■ **DESCRIPTION OF THE TASK**: Here are records with pictures in them. Copy all of them exactly and leave the pictures out.

■ **SUPPLIED RECORDS**:
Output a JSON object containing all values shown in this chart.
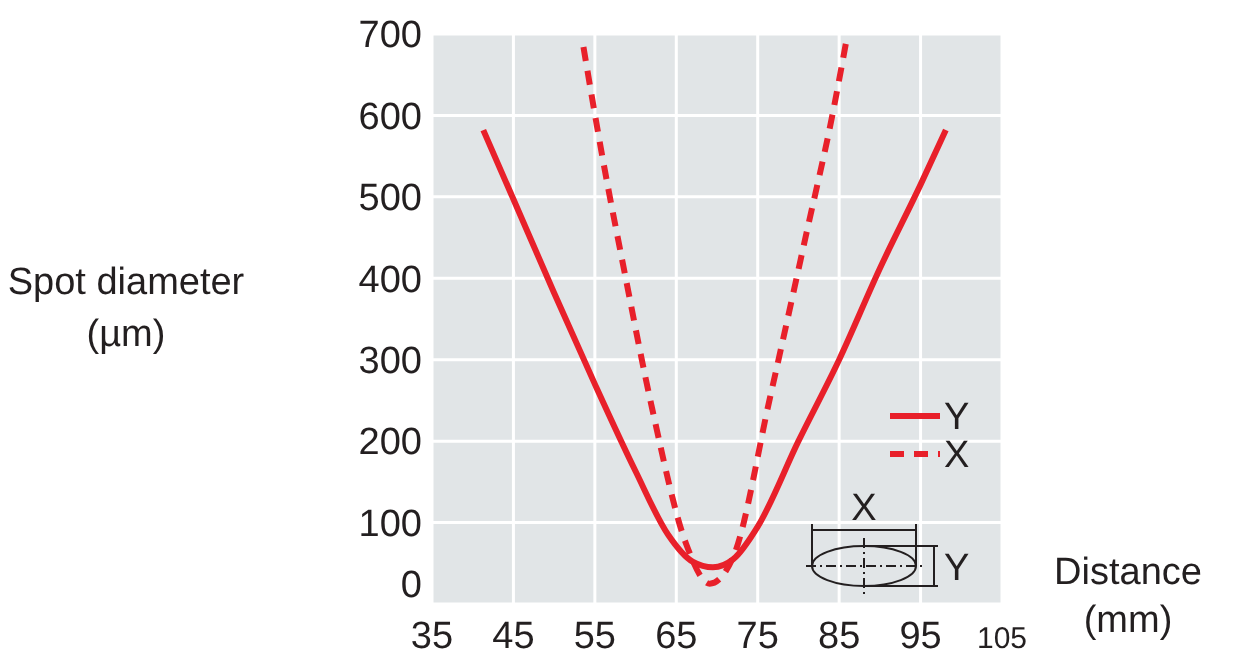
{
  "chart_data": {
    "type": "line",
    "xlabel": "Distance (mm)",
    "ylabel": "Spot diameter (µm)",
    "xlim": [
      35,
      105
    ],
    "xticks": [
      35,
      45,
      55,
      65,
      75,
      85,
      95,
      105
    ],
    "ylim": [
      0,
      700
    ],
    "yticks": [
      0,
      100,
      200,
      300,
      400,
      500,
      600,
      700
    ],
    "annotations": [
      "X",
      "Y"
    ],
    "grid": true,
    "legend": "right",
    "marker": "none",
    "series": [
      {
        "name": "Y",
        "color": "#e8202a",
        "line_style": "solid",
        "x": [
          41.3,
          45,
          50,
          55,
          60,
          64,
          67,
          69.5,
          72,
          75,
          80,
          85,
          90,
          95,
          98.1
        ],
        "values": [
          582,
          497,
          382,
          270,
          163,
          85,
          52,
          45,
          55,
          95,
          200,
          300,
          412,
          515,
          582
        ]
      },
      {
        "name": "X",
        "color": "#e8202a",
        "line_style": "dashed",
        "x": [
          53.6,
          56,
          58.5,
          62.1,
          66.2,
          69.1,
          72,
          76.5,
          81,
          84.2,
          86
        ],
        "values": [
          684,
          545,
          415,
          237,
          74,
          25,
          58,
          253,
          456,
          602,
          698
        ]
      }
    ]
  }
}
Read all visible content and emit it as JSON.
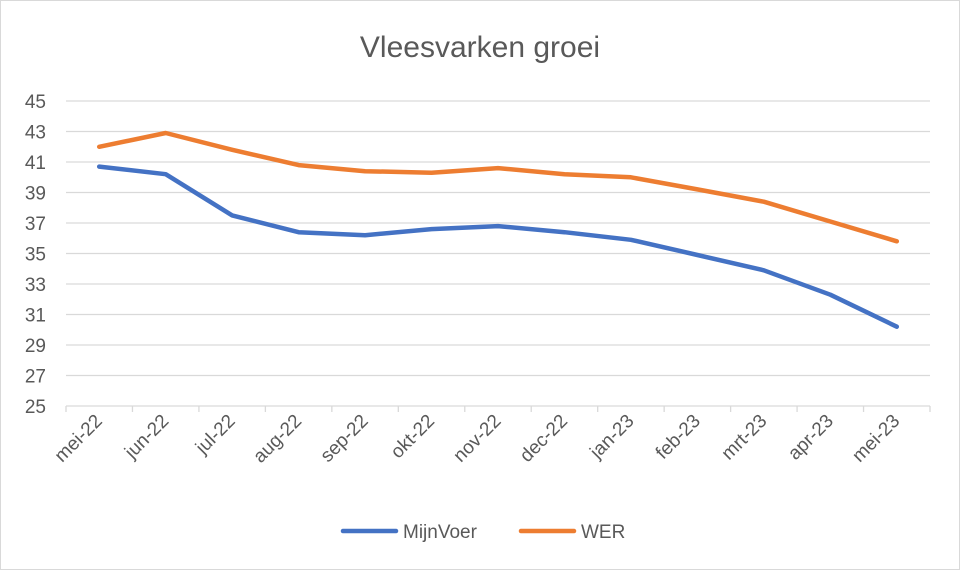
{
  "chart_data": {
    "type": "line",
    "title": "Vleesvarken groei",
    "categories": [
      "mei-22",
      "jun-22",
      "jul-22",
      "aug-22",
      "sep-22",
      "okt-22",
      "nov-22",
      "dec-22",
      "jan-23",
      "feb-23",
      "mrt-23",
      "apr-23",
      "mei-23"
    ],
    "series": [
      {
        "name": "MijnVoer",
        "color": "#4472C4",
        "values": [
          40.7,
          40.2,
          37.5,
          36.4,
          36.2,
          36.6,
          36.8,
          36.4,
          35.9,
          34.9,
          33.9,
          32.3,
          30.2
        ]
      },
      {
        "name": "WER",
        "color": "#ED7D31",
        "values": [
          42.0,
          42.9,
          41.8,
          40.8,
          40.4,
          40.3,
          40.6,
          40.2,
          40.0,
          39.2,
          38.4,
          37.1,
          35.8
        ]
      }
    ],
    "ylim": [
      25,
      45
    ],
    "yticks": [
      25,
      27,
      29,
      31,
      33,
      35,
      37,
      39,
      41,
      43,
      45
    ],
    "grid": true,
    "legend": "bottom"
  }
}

■ **ANSWER TO THE TASK**:
Output a JSON object containing all values shown in this chart.
{
  "chart_data": {
    "type": "line",
    "xlabel": "Distance (mm)",
    "ylabel": "Spot diameter (µm)",
    "xlim": [
      35,
      105
    ],
    "xticks": [
      35,
      45,
      55,
      65,
      75,
      85,
      95,
      105
    ],
    "ylim": [
      0,
      700
    ],
    "yticks": [
      0,
      100,
      200,
      300,
      400,
      500,
      600,
      700
    ],
    "annotations": [
      "X",
      "Y"
    ],
    "grid": true,
    "legend": "right",
    "marker": "none",
    "series": [
      {
        "name": "Y",
        "color": "#e8202a",
        "line_style": "solid",
        "x": [
          41.3,
          45,
          50,
          55,
          60,
          64,
          67,
          69.5,
          72,
          75,
          80,
          85,
          90,
          95,
          98.1
        ],
        "values": [
          582,
          497,
          382,
          270,
          163,
          85,
          52,
          45,
          55,
          95,
          200,
          300,
          412,
          515,
          582
        ]
      },
      {
        "name": "X",
        "color": "#e8202a",
        "line_style": "dashed",
        "x": [
          53.6,
          56,
          58.5,
          62.1,
          66.2,
          69.1,
          72,
          76.5,
          81,
          84.2,
          86
        ],
        "values": [
          684,
          545,
          415,
          237,
          74,
          25,
          58,
          253,
          456,
          602,
          698
        ]
      }
    ]
  }
}
Read all visible content and emit it as JSON.
{
  "chart_data": {
    "type": "line",
    "title": "Vleesvarken groei",
    "categories": [
      "mei-22",
      "jun-22",
      "jul-22",
      "aug-22",
      "sep-22",
      "okt-22",
      "nov-22",
      "dec-22",
      "jan-23",
      "feb-23",
      "mrt-23",
      "apr-23",
      "mei-23"
    ],
    "series": [
      {
        "name": "MijnVoer",
        "color": "#4472C4",
        "values": [
          40.7,
          40.2,
          37.5,
          36.4,
          36.2,
          36.6,
          36.8,
          36.4,
          35.9,
          34.9,
          33.9,
          32.3,
          30.2
        ]
      },
      {
        "name": "WER",
        "color": "#ED7D31",
        "values": [
          42.0,
          42.9,
          41.8,
          40.8,
          40.4,
          40.3,
          40.6,
          40.2,
          40.0,
          39.2,
          38.4,
          37.1,
          35.8
        ]
      }
    ],
    "ylim": [
      25,
      45
    ],
    "yticks": [
      25,
      27,
      29,
      31,
      33,
      35,
      37,
      39,
      41,
      43,
      45
    ],
    "grid": true,
    "legend": "bottom"
  }
}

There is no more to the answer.